### Passage
Get warnings during a reproduction run:

/api/debug/telemetry/events?since=2026-03-25T12:00:00Z&level=warn

Get boundary-related events for one signal:

/api/debug/telemetry/events?since=2026-03-25T12:00:00Z&signal_id=1&prefix=demod_

Endpoint: GET /api/debug/telemetry/config

Returns both:

  1. the active collector configuration, and
  2. the current runtime config under debug.telemetry

Response shape

{
  "collector": {
    "enabled": true,
    "heavy_enabled": false,
    "heavy_sample_every": 12,
    "metric_sample_every": 2,
    "metric_history_max": 12000,
    "event_history_max": 4000,
    "retention": 900000000000,
    "persist_enabled": false,
    "persist_dir": "debug/telemetry",
    "rotate_mb": 16,
    "keep_files": 8
  },
  "config": {
    "enabled": true,
    "heavy_enabled": false,
    "heavy_sample_every": 12,
    "metric_sample_every": 2,
    "metric_history_max": 12000,
    "event_history_max": 4000,
    "retention_seconds": 900,
    "persist_enabled": false,
    "persist_dir": "debug/telemetry",
    "rotate_mb": 16,
    "keep_files": 8
  }
}

Important distinction

  • collector.retention is a Go duration serialized in nanoseconds.
  • config.retention_seconds is the config-facing field used by YAML and the POST update API.

If you are writing tooling, prefer config.retention_seconds for human-facing config edits.


Endpoint: POST /api/debug/telemetry/config

Updates telemetry settings at runtime and writes them back via the autosave config path.

Request body

All fields are optional. Only provided fields are changed.

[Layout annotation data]
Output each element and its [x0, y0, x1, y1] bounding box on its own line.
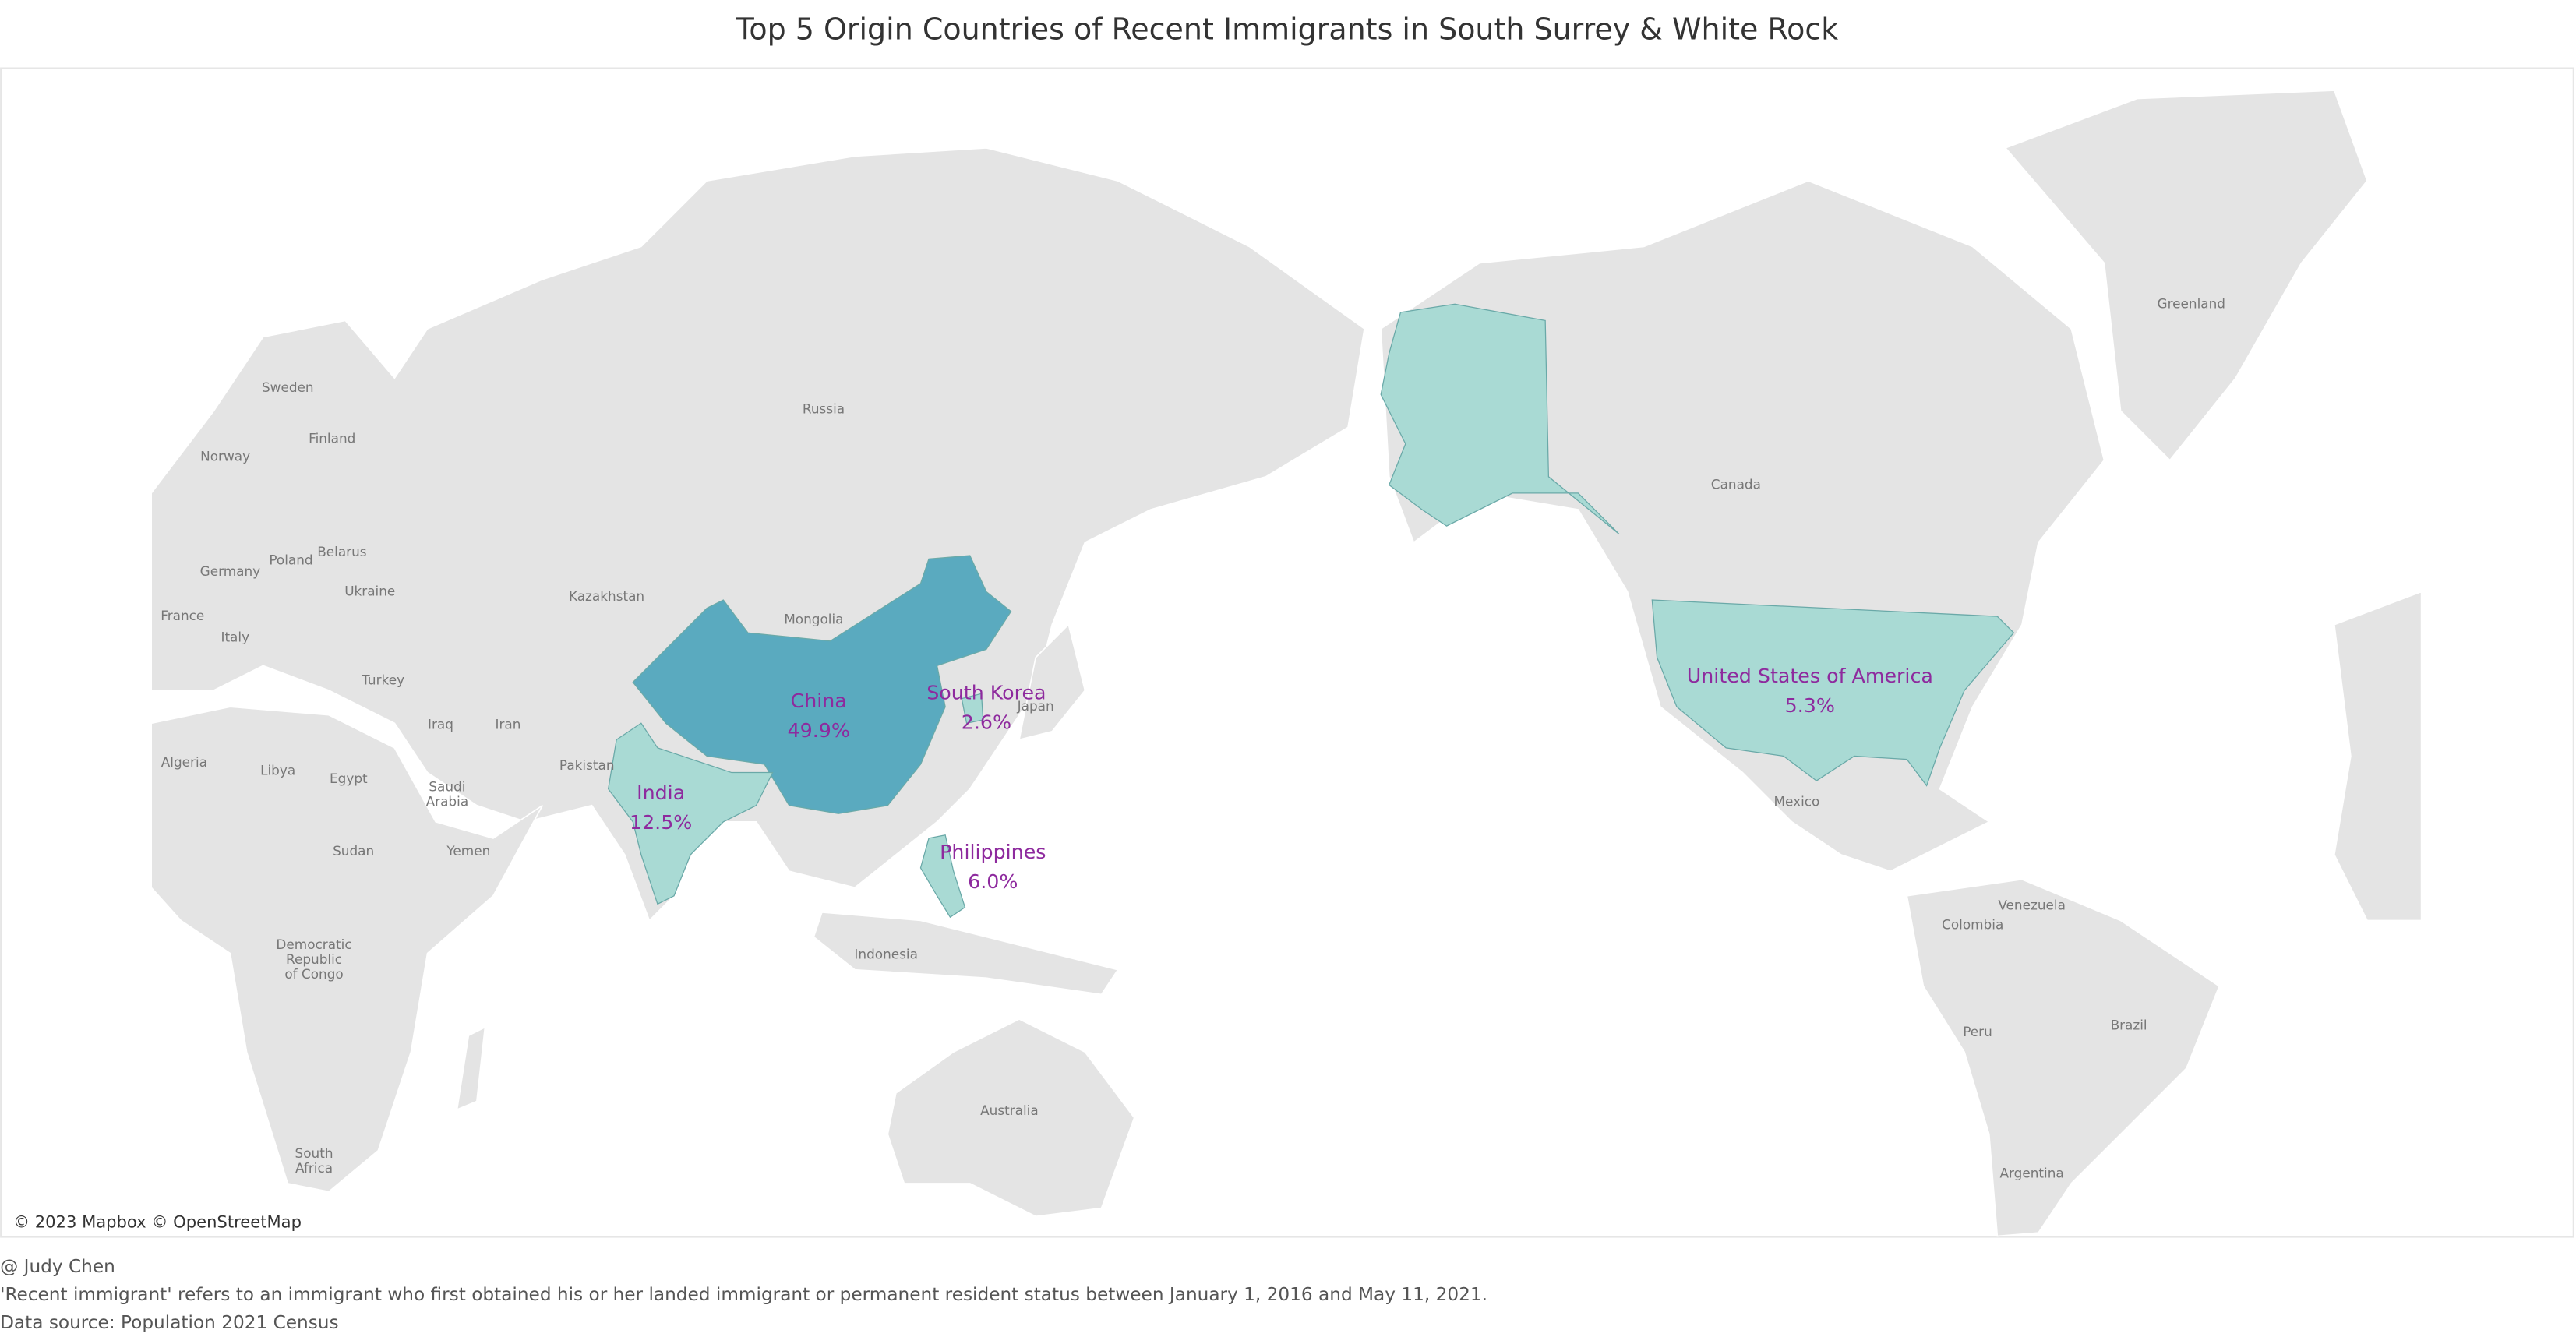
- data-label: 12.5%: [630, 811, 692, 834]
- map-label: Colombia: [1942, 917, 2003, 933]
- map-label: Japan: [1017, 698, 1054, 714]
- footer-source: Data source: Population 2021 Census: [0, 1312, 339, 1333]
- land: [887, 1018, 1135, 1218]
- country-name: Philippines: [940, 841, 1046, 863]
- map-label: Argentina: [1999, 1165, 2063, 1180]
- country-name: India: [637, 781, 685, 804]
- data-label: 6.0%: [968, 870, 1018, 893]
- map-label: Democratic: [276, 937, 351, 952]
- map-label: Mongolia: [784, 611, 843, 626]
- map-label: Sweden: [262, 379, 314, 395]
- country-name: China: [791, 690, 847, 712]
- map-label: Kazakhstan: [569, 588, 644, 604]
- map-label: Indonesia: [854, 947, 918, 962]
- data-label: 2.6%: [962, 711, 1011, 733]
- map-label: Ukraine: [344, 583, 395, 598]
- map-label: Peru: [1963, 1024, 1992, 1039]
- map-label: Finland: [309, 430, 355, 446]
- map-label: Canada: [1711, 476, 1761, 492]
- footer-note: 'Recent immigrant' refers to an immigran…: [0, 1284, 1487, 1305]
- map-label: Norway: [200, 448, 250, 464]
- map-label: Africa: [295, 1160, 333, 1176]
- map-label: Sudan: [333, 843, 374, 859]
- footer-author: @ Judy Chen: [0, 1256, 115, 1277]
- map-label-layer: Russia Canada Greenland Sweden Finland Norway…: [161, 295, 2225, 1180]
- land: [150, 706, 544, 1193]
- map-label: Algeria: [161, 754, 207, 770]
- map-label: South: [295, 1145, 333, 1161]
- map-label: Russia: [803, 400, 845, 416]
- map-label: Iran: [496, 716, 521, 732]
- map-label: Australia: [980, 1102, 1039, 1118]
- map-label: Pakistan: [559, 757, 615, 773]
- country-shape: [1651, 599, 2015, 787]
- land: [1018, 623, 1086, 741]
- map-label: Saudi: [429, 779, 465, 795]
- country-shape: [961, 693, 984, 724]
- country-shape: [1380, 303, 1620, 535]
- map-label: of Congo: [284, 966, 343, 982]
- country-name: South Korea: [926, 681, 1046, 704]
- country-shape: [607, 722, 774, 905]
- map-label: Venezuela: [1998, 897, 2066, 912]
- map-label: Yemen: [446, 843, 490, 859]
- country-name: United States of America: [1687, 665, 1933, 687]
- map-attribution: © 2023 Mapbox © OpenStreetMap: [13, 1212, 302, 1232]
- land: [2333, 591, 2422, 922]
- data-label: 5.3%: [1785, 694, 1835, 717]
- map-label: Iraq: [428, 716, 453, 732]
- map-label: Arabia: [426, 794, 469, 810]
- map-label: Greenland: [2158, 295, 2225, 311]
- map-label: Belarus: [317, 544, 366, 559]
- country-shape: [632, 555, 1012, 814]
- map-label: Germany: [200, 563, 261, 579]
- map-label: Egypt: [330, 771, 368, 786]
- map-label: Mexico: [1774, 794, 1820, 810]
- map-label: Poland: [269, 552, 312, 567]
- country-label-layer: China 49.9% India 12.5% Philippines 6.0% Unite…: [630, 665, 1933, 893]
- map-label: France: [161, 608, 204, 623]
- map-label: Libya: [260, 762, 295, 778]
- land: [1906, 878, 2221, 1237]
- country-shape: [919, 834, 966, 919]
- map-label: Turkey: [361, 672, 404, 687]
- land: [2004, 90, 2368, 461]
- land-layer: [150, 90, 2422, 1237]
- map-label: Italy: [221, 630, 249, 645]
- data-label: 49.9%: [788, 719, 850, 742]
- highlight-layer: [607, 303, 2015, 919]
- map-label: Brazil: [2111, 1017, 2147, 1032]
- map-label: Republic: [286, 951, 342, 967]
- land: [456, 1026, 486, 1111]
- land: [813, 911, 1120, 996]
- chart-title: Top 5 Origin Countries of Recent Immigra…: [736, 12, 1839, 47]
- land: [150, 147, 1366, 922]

### Objectives
1. Answer these questions using the telemetry API text:
(a) What two things does GET /api/debug/telemetry/config return?
(b) In what unit is collector.retention serialized?
(c) Which fields does a POST /api/debug/telemetry/config request change?
2. Summarize the telemetry API text in two sentences.

### Full solutions
1.
(a) It returns the active collector configuration and the current runtime config under debug.telemetry.
(b) It is serialized in nanoseconds, as a Go duration.
(c) It changes only the fields provided in the request body, since all fields are optional.

2. The text shows event queries that filter telemetry by warning level or by signal and prefix. It also describes a GET config endpoint that returns both the collector configuration and the runtime config, and it contrasts collector.retention, a Go duration in nanoseconds, with config.retention_seconds, the field used by YAML and the POST endpoint, which updates settings at runtime, writes them back through the autosave config path, and changes only the fields provided.